»»
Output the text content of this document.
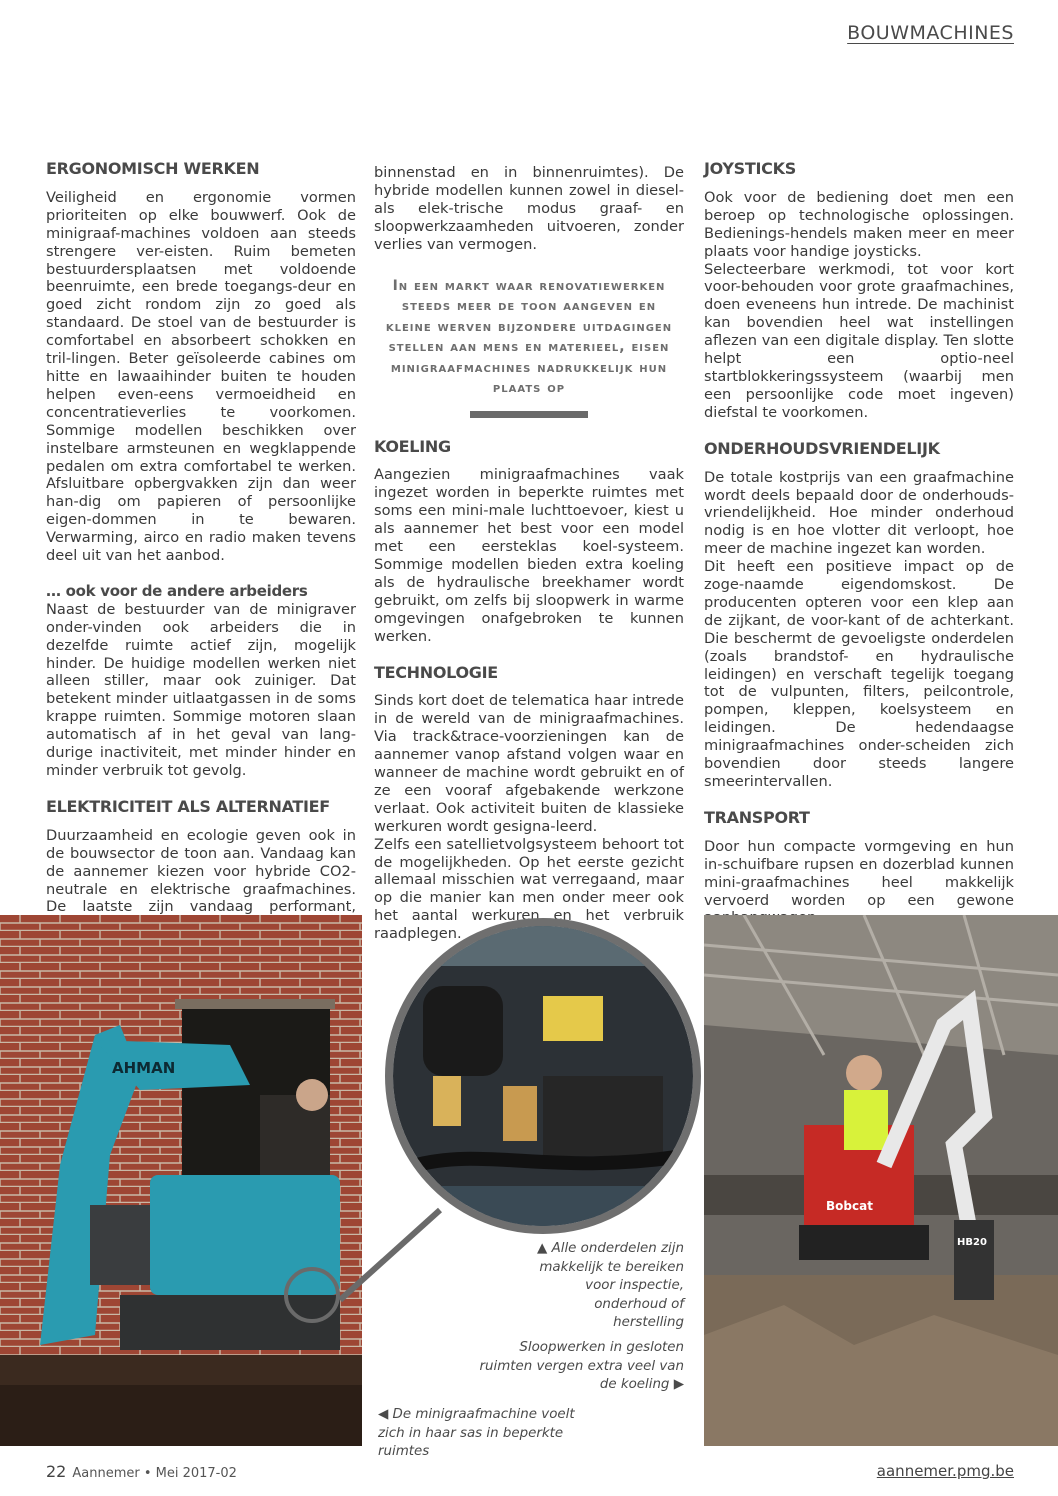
BOUWMACHINES
ERGONOMISCH WERKEN

Veiligheid en ergonomie vormen prioriteiten op elke bouwwerf. Ook de minigraaf-machines voldoen aan steeds strengere ver-eisten. Ruim bemeten bestuurdersplaatsen met voldoende beenruimte, een brede toegangs-deur en goed zicht rondom zijn zo goed als standaard. De stoel van de bestuurder is comfortabel en absorbeert schokken en tril-lingen. Beter geïsoleerde cabines om hitte en lawaaihinder buiten te houden helpen even-eens vermoeidheid en concentratieverlies te voorkomen. Sommige modellen beschikken over instelbare armsteunen en wegklappende pedalen om extra comfortabel te werken. Afsluitbare opbergvakken zijn dan weer han-dig om papieren of persoonlijke eigen-dommen in te bewaren. Verwarming, airco en radio maken tevens deel uit van het aanbod.

… ook voor de andere arbeiders

Naast de bestuurder van de minigraver onder-vinden ook arbeiders die in dezelfde ruimte actief zijn, mogelijk hinder. De huidige modellen werken niet alleen stiller, maar ook zuiniger. Dat betekent minder uitlaatgassen in de soms krappe ruimten. Sommige motoren slaan automatisch af in het geval van lang-durige inactiviteit, met minder hinder en minder verbruik tot gevolg.

ELEKTRICITEIT ALS ALTERNATIEF

Duurzaamheid en ecologie geven ook in de bouwsector de toon aan. Vandaag kan de aannemer kiezen voor hybride CO2-neutrale en elektrische graafmachines. De laatste zijn vandaag performant,

binnenstad en in binnenruimtes). De hybride modellen kunnen zowel in diesel- als elek-trische modus graaf- en sloopwerkzaamheden uitvoeren, zonder verlies van vermogen.

In een markt waar renovatiewerken steeds meer de toon aangeven en kleine werven bijzondere uitdagingen stellen aan mens en materieel, eisen minigraafmachines nadrukkelijk hun plaats op
KOELING

Aangezien minigraafmachines vaak ingezet worden in beperkte ruimtes met soms een mini-male luchttoevoer, kiest u als aannemer het best voor een model met een eersteklas koel-systeem. Sommige modellen bieden extra koeling als de hydraulische breekhamer wordt gebruikt, om zelfs bij sloopwerk in warme omgevingen onafgebroken te kunnen werken.

TECHNOLOGIE

Sinds kort doet de telematica haar intrede in de wereld van de minigraafmachines. Via track&trace-voorzieningen kan de aannemer vanop afstand volgen waar en wanneer de machine wordt gebruikt en of ze een vooraf afgebakende werkzone verlaat. Ook activiteit buiten de klassieke werkuren wordt gesigna-leerd.

Zelfs een satellietvolgsysteem behoort tot de mogelijkheden. Op het eerste gezicht allemaal misschien wat verregaand, maar op die manier kan men onder meer ook het aantal werkuren en het verbruik raadplegen.

JOYSTICKS

Ook voor de bediening doet men een beroep op technologische oplossingen. Bedienings-hendels maken meer en meer plaats voor handige joysticks.

Selecteerbare werkmodi, tot voor kort voor-behouden voor grote graafmachines, doen eveneens hun intrede. De machinist kan bovendien heel wat instellingen aflezen van een digitale display. Ten slotte helpt een optio-neel startblokkeringssysteem (waarbij men een persoonlijke code moet ingeven) diefstal te voorkomen.

ONDERHOUDSVRIENDELIJK

De totale kostprijs van een graafmachine wordt deels bepaald door de onderhouds-vriendelijkheid. Hoe minder onderhoud nodig is en hoe vlotter dit verloopt, hoe meer de machine ingezet kan worden.

Dit heeft een positieve impact op de zoge-naamde eigendomskost. De producenten opteren voor een klep aan de zijkant, de voor-kant of de achterkant. Die beschermt de gevoeligste onderdelen (zoals brandstof- en hydraulische leidingen) en verschaft tegelijk toegang tot de vulpunten, filters, peilcontrole, pompen, kleppen, koelsysteem en leidingen. De hedendaagse minigraafmachines onder-scheiden zich bovendien door steeds langere smeerintervallen.

TRANSPORT

Door hun compacte vormgeving en hun in-schuifbare rupsen en dozerblad kunnen mini-graafmachines heel makkelijk vervoerd worden op een gewone

AHMAN
Bobcat
HB20
▲ Alle onderdelen zijn makkelijk te bereiken voor inspectie, onderhoud of herstelling
Sloopwerken in gesloten ruimten vergen extra veel van de koeling ▶
◀ De minigraafmachine voelt zich in haar sas in beperkte ruimtes
22 Aannemer • Mei 2017-02	aannemer.pmg.be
««
* **WRITTEN EXERCISE**
From the entries above, copy each line holding "bestuurder".

* **SOLUTION TO THIS EXERCISE**
Veiligheid en ergonomie vormen prioriteiten op elke bouwwerf. Ook de minigraaf-machines voldoen aan steeds strengere ver-eisten. Ruim bemeten bestuurdersplaatsen met voldoende beenruimte, een brede toegangs-deur en goed zicht rondom zijn zo goed als standaard. De stoel van de bestuurder is comfortabel en absorbeert schokken en tril-lingen. Beter geïsoleerde cabines om hitte en lawaaihinder buiten te houden helpen even-eens vermoeidheid en concentratieverlies te voorkomen. Sommige modellen beschikken over instelbare armsteunen en wegklappende pedalen om extra comfortabel te werken. Afsluitbare opbergvakken zijn dan weer han-dig om papieren of persoonlijke eigen-dommen in te bewaren. Verwarming, airco en radio maken tevens deel uit van het aanbod.
Naast de bestuurder van de minigraver onder-vinden ook arbeiders die in dezelfde ruimte actief zijn, mogelijk hinder. De huidige modellen werken niet alleen stiller, maar ook zuiniger. Dat betekent minder uitlaatgassen in de soms krappe ruimten. Sommige motoren slaan automatisch af in het geval van lang-durige inactiviteit, met minder hinder en minder verbruik tot gevolg.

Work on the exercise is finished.